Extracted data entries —
_ _ _ _
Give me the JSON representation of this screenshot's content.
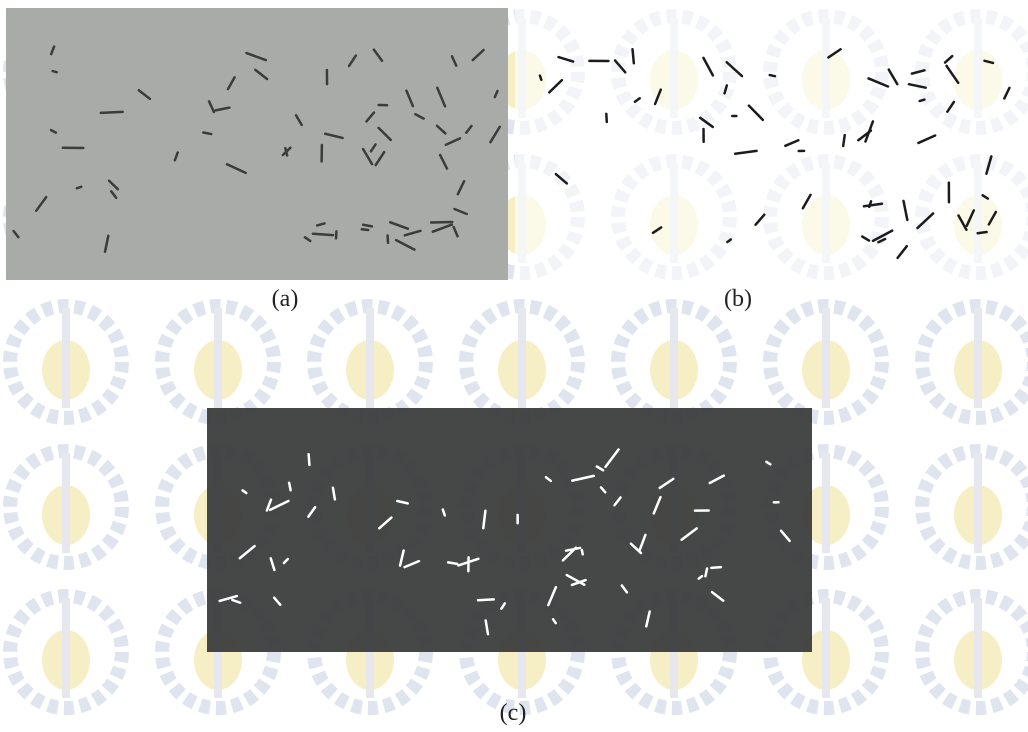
{
  "figure": {
    "panels": [
      {
        "caption": "(a)"
      },
      {
        "caption": "(b)"
      },
      {
        "caption": "(c)"
      }
    ]
  }
}
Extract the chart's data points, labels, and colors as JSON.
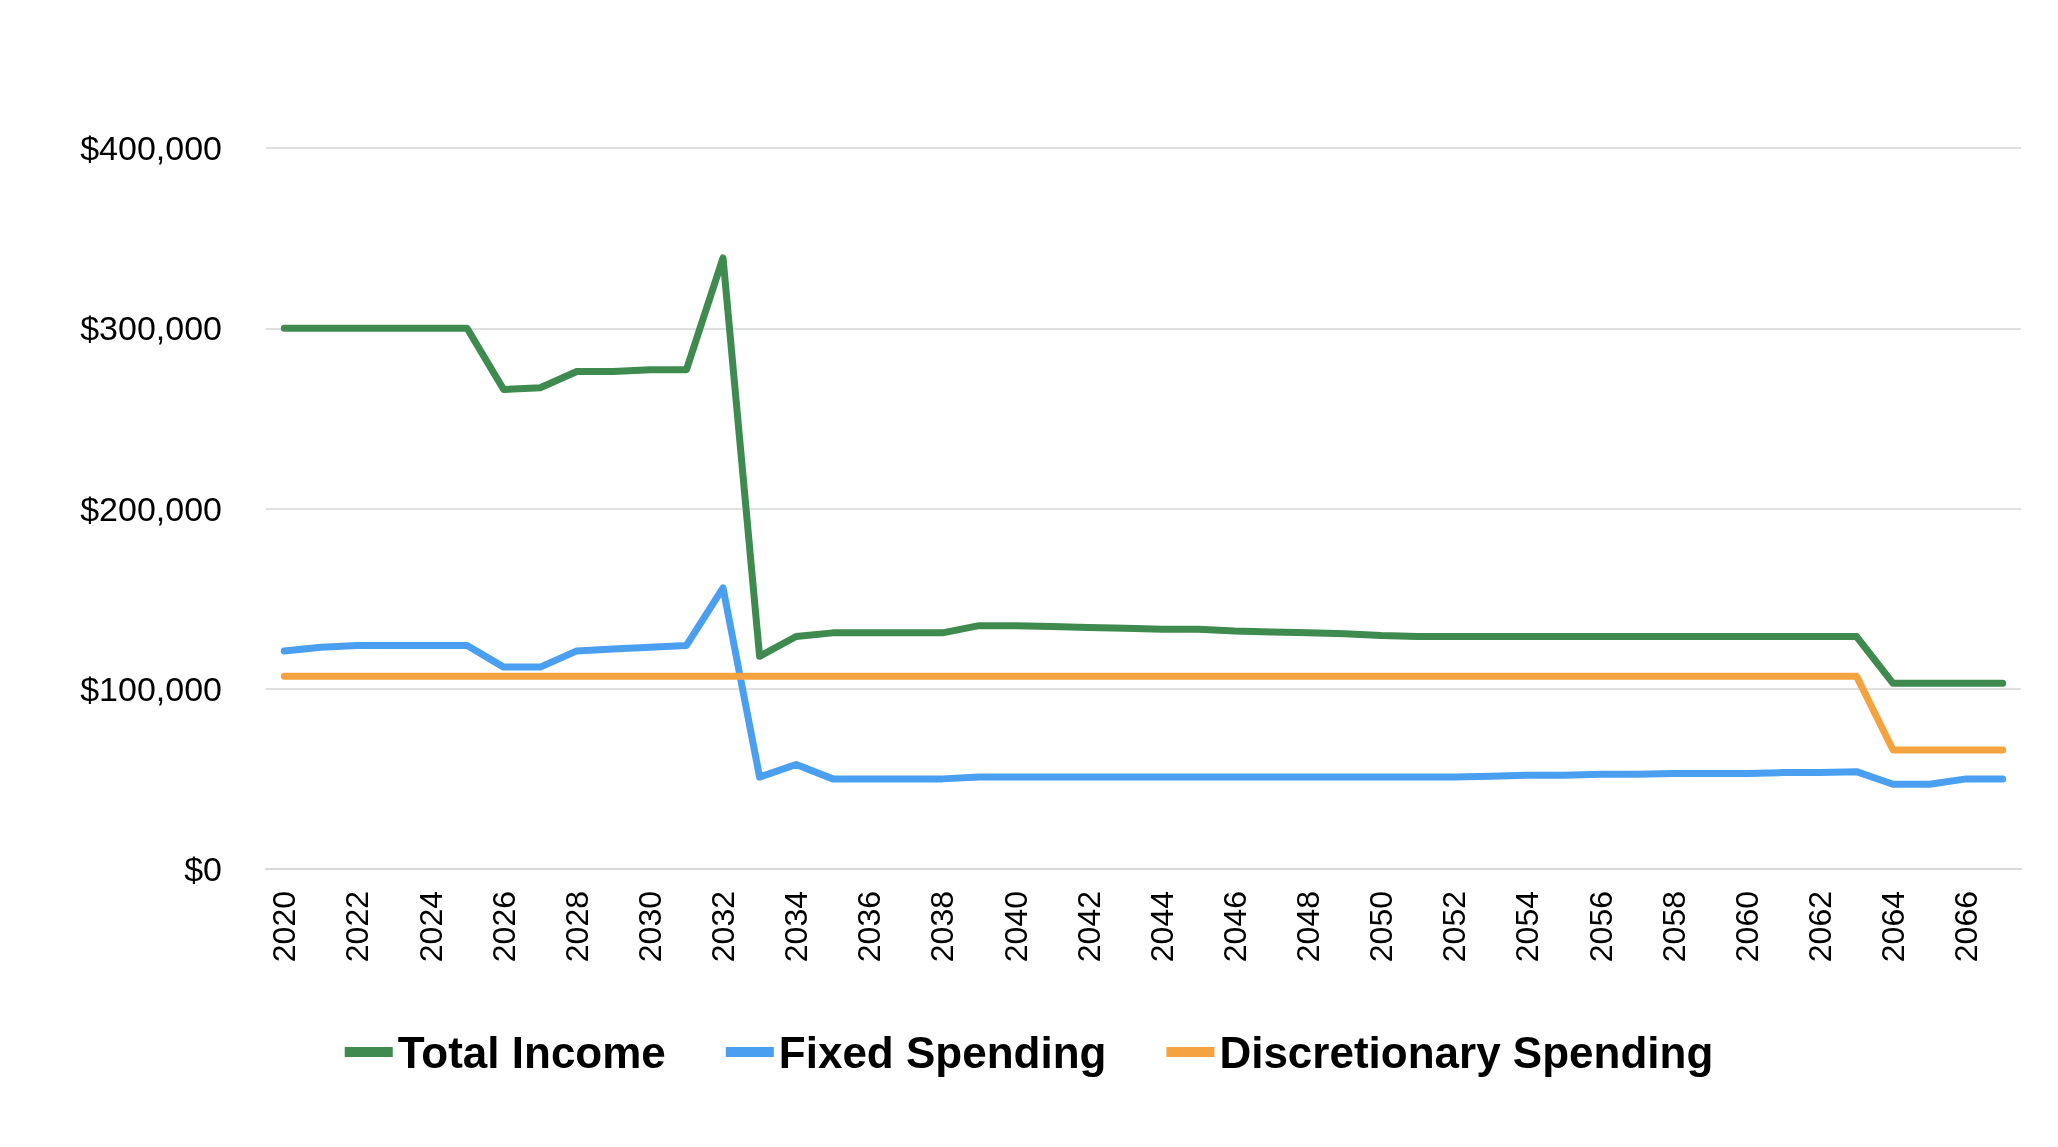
{
  "chart_data": {
    "type": "line",
    "categories": [
      "2020",
      null,
      "2022",
      null,
      "2024",
      null,
      "2026",
      null,
      "2028",
      null,
      "2030",
      null,
      "2032",
      null,
      "2034",
      null,
      "2036",
      null,
      "2038",
      null,
      "2040",
      null,
      "2042",
      null,
      "2044",
      null,
      "2046",
      null,
      "2048",
      null,
      "2050",
      null,
      "2052",
      null,
      "2054",
      null,
      "2056",
      null,
      "2058",
      null,
      "2060",
      null,
      "2062",
      null,
      "2064",
      null,
      "2066",
      null
    ],
    "series": [
      {
        "name": "Total Income",
        "color": "#3f8a4f",
        "values": [
          300000,
          300000,
          300000,
          300000,
          300000,
          300000,
          266000,
          267000,
          276000,
          276000,
          277000,
          277000,
          339000,
          118000,
          129000,
          131000,
          131000,
          131000,
          131000,
          135000,
          135000,
          134500,
          134000,
          133500,
          133000,
          133000,
          132000,
          131500,
          131000,
          130500,
          129500,
          129000,
          129000,
          129000,
          129000,
          129000,
          129000,
          129000,
          129000,
          129000,
          129000,
          129000,
          129000,
          129000,
          103000,
          103000,
          103000,
          103000
        ]
      },
      {
        "name": "Fixed Spending",
        "color": "#4a9ff0",
        "values": [
          121000,
          123000,
          124000,
          124000,
          124000,
          124000,
          112000,
          112000,
          121000,
          122000,
          123000,
          124000,
          156000,
          51000,
          58000,
          50000,
          50000,
          50000,
          50000,
          51000,
          51000,
          51000,
          51000,
          51000,
          51000,
          51000,
          51000,
          51000,
          51000,
          51000,
          51000,
          51000,
          51000,
          51500,
          52000,
          52000,
          52500,
          52500,
          53000,
          53000,
          53000,
          53500,
          53500,
          54000,
          47000,
          47000,
          50000,
          50000
        ]
      },
      {
        "name": "Discretionary Spending",
        "color": "#f4a340",
        "values": [
          107000,
          107000,
          107000,
          107000,
          107000,
          107000,
          107000,
          107000,
          107000,
          107000,
          107000,
          107000,
          107000,
          107000,
          107000,
          107000,
          107000,
          107000,
          107000,
          107000,
          107000,
          107000,
          107000,
          107000,
          107000,
          107000,
          107000,
          107000,
          107000,
          107000,
          107000,
          107000,
          107000,
          107000,
          107000,
          107000,
          107000,
          107000,
          107000,
          107000,
          107000,
          107000,
          107000,
          107000,
          66000,
          66000,
          66000,
          66000
        ]
      }
    ],
    "ylim": [
      0,
      400000
    ],
    "yticks": [
      {
        "value": 0,
        "label": "$0"
      },
      {
        "value": 100000,
        "label": "$100,000"
      },
      {
        "value": 200000,
        "label": "$200,000"
      },
      {
        "value": 300000,
        "label": "$300,000"
      },
      {
        "value": 400000,
        "label": "$400,000"
      }
    ],
    "grid": "y",
    "legend": "bottom",
    "marker": "none",
    "line_style": "solid"
  }
}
_ _ _ _
What you are asked to do — Find each line that has the word "name", then copy it out.

Solution to this exercise —
        "name": "Total Income",
        "name": "Fixed Spending",
        "name": "Discretionary Spending",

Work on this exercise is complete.